§ Task goal: Find and copy each line of the records where the string "种官能团" shows up.

§ Data section:
______

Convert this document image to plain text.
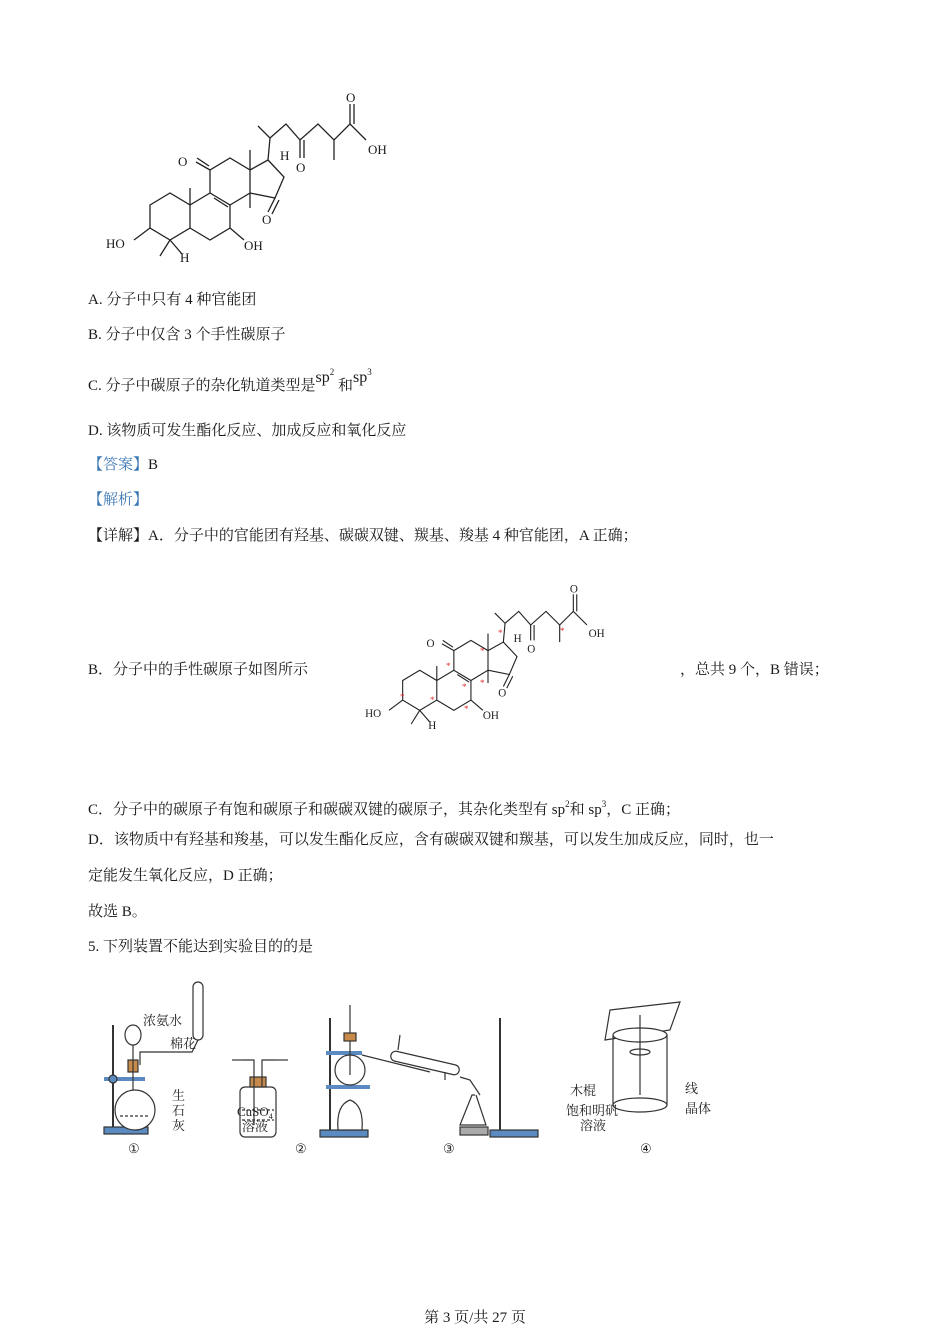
A. 分子中只有 4 种官能团
B. 分子中仅含 3 个手性碳原子
C. 分子中碳原子的杂化轨道类型是$sp^2$ 和$sp^3$
D. 该物质可发生酯化反应、加成反应和氧化反应
【答案】B
【解析】
【详解】A．分子中的官能团有羟基、碳碳双键、羰基、羧基 4 种官能团，A 正确；
B．分子中的手性碳原子如图所示	*
*
*
*
*
*
*	*
*
，总共 9 个，B 错误；
C．分子中的碳原子有饱和碳原子和碳碳双键的碳原子，其杂化类型有 $sp^2$和 $sp^3$，C 正确；
D．该物质中有羟基和羧基，可以发生酯化反应，含有碳碳双键和羰基，可以发生加成反应，同时，也一
定能发生氧化反应，D 正确；
故选 B。
5. 下列装置不能达到实验目的的是
浓氨水
棉花
生
石
灰
①
CuSO$_4$
溶液
②	③
木棍
饱和明矾
溶液
线
晶体
④
第 3 页/共 27 页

______

§ Result of the exercise:
A. 分子中只有 4 种官能团
【详解】A．分子中的官能团有羟基、碳碳双键、羰基、羧基 4 种官能团，A 正确；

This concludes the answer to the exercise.